**THE TASK**
Pull every line with the word "this" out of the entries below.

**Figure dataset records**
_ _ _ _ _ _ _

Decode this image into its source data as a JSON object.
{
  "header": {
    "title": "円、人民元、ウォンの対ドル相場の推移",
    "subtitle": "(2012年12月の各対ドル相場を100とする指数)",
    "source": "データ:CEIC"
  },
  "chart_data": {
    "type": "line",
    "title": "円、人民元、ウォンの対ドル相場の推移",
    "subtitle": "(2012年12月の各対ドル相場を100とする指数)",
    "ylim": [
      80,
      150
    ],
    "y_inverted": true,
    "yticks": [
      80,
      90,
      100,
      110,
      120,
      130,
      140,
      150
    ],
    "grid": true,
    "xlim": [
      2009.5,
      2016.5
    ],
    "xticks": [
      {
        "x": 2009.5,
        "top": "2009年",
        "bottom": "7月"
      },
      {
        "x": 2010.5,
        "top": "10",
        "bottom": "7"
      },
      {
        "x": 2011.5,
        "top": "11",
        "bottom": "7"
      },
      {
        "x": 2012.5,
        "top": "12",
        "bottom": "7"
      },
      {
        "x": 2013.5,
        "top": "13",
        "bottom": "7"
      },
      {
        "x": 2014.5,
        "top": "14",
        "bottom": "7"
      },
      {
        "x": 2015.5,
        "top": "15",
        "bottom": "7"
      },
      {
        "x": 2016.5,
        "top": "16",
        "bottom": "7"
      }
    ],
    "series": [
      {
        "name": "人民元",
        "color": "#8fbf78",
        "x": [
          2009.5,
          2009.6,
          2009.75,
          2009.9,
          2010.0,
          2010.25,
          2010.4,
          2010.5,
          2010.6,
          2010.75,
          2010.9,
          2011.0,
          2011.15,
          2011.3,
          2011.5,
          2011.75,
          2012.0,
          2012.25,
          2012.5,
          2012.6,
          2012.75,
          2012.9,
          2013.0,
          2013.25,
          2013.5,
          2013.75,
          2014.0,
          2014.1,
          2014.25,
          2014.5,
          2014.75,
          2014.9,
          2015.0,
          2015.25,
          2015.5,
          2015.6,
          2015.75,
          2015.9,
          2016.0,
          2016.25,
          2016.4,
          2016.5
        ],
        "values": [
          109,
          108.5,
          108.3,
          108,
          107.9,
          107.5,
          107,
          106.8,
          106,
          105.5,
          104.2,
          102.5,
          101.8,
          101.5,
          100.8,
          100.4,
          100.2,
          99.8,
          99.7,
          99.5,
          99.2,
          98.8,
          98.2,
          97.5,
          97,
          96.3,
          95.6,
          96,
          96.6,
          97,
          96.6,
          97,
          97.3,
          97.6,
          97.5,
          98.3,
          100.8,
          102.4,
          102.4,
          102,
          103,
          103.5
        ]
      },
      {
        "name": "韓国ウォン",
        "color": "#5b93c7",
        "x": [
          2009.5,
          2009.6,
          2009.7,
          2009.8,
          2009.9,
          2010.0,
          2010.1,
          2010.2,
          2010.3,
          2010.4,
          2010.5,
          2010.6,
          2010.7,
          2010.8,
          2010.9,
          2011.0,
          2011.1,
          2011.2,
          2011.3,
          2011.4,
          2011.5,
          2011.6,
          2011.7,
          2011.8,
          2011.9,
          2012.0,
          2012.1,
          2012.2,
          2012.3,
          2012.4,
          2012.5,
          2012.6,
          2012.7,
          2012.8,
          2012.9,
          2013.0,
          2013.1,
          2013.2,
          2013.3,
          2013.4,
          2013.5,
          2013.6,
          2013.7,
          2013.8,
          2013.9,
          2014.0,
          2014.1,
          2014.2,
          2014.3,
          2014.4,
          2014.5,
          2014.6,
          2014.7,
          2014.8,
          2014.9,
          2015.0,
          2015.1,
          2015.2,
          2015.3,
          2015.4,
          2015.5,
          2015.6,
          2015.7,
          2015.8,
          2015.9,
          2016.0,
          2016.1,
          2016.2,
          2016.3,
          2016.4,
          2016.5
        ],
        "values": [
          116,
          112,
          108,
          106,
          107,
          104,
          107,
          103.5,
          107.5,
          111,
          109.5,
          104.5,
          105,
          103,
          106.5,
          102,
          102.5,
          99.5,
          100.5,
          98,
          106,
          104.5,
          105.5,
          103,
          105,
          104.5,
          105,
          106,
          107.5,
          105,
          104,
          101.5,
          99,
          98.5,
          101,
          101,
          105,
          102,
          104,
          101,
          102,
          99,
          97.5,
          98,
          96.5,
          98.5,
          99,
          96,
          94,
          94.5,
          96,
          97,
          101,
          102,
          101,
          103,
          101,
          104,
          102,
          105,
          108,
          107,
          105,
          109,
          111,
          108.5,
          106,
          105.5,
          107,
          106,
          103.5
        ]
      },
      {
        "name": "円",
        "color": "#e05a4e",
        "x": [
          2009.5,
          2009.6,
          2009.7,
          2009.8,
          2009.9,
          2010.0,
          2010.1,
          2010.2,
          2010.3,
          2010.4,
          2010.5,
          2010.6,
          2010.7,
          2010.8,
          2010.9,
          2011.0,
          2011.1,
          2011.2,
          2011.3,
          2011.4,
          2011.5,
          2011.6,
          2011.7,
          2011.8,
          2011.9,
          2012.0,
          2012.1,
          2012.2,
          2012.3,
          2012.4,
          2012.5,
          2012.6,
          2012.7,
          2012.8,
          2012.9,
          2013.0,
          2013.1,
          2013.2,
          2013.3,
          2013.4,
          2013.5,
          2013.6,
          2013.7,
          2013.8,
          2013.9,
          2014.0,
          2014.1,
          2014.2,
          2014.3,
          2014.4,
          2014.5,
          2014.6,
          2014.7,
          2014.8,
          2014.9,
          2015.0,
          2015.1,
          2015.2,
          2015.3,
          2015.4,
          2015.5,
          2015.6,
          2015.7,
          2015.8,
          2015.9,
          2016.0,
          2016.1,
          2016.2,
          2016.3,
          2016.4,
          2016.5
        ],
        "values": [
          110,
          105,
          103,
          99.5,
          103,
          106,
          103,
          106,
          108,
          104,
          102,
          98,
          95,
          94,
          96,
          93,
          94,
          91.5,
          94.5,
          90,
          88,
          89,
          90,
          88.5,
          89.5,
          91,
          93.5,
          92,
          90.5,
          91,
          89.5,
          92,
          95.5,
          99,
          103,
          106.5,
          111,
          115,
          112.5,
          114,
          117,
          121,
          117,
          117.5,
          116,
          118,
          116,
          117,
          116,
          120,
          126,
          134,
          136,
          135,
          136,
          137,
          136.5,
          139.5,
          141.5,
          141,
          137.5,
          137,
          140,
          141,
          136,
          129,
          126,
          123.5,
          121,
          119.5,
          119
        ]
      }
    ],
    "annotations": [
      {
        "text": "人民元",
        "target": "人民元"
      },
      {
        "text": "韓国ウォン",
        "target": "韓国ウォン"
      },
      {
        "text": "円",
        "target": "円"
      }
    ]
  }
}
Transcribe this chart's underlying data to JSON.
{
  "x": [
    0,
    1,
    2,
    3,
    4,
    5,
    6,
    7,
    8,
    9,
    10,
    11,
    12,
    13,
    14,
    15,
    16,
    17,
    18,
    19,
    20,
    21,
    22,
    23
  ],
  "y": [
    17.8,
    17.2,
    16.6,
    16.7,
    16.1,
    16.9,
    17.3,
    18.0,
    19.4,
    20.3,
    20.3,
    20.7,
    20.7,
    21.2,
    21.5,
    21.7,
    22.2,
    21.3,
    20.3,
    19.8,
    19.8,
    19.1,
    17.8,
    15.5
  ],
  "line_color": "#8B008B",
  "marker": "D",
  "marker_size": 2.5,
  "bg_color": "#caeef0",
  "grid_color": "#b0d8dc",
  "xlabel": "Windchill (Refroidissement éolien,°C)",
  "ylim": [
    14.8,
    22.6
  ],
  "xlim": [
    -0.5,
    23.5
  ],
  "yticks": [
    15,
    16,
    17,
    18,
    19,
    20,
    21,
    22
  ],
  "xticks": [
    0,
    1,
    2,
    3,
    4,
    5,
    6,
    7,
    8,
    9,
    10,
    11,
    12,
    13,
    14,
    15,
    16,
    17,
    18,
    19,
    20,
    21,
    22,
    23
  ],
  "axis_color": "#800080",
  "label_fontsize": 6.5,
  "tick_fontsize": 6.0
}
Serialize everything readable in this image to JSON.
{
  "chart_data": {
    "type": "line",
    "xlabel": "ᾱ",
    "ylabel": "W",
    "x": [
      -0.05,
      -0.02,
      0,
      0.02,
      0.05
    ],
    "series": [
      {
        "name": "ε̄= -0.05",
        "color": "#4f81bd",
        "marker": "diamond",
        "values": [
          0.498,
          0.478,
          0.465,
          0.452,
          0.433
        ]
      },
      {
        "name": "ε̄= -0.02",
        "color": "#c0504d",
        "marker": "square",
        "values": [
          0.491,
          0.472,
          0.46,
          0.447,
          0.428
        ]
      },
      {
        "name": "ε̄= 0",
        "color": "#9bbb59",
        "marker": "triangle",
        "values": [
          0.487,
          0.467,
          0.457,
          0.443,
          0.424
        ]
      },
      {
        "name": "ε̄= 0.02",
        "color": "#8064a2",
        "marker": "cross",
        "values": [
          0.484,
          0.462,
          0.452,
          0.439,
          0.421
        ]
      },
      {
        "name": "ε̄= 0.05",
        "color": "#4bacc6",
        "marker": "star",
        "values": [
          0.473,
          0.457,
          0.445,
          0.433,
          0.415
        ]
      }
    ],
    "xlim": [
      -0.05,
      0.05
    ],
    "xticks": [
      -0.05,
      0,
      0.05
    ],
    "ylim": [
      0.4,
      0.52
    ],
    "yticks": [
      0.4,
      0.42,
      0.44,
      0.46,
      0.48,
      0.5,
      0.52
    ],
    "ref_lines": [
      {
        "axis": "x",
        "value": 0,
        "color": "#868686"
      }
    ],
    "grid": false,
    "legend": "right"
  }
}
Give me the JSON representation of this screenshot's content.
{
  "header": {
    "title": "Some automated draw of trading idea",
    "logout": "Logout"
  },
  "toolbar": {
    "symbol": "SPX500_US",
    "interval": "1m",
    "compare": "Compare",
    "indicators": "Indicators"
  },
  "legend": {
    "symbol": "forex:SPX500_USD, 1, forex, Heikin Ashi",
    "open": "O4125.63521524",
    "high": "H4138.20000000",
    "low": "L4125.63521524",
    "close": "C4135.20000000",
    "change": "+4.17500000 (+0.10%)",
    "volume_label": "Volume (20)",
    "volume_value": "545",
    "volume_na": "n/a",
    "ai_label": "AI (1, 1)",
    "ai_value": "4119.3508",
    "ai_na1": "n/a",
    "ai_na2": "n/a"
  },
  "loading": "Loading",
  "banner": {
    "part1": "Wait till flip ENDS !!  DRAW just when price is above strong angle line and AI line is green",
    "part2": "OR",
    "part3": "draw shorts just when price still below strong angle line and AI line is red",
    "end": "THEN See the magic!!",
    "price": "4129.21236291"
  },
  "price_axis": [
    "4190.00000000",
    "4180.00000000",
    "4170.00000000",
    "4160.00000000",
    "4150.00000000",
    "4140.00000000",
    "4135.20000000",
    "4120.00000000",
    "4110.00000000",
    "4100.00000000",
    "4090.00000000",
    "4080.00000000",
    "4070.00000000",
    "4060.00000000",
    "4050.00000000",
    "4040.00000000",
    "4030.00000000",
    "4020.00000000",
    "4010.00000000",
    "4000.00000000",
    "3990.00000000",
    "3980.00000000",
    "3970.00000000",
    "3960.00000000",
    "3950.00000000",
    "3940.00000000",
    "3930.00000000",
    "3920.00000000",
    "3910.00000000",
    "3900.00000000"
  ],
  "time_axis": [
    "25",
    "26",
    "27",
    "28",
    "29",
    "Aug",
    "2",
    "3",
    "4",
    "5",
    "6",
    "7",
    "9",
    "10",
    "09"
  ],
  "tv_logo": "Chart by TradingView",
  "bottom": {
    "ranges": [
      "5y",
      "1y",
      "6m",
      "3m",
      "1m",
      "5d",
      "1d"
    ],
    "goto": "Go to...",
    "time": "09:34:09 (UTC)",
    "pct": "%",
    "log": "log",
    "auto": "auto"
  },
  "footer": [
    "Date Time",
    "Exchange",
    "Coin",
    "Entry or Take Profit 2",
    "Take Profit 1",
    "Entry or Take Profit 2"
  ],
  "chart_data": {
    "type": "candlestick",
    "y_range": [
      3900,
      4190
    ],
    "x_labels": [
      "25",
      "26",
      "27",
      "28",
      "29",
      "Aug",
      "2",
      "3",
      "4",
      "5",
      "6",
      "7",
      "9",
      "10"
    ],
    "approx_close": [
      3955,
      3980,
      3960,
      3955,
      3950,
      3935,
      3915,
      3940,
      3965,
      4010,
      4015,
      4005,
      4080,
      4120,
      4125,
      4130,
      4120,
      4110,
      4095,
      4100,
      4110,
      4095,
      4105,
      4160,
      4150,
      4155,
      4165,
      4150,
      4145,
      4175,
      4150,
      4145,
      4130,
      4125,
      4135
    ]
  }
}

_ _ _ _ _ _ _

**REPLY**
Decode this image into its source data as a JSON object.
Transcribe this chart's underlying data to JSON.
Serialize everything readable in this image to JSON.
Give me the JSON representation of this screenshot's content.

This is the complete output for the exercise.